• **Given task**
Each record needs to be echoed exactly; can you do that?

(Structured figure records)

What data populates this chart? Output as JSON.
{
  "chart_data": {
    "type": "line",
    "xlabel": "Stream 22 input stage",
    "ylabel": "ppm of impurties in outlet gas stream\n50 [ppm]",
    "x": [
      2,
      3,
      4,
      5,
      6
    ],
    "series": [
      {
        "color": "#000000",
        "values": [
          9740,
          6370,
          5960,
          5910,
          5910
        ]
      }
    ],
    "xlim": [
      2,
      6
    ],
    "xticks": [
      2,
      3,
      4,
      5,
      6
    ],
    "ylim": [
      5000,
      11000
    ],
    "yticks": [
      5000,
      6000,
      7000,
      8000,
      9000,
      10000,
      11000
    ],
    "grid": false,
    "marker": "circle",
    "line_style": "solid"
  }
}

• **Result of the task**
What data populates this chart? Output as JSON.
{
  "chart_data": {
    "type": "line",
    "xlabel": "Stream 22 input stage",
    "ylabel": "ppm of impurties in outlet gas stream\n50 [ppm]",
    "x": [
      2,
      3,
      4,
      5,
      6
    ],
    "series": [
      {
        "color": "#000000",
        "values": [
          9740,
          6370,
          5960,
          5910,
          5910
        ]
      }
    ],
    "xlim": [
      2,
      6
    ],
    "xticks": [
      2,
      3,
      4,
      5,
      6
    ],
    "ylim": [
      5000,
      11000
    ],
    "yticks": [
      5000,
      6000,
      7000,
      8000,
      9000,
      10000,
      11000
    ],
    "grid": false,
    "marker": "circle",
    "line_style": "solid"
  }
}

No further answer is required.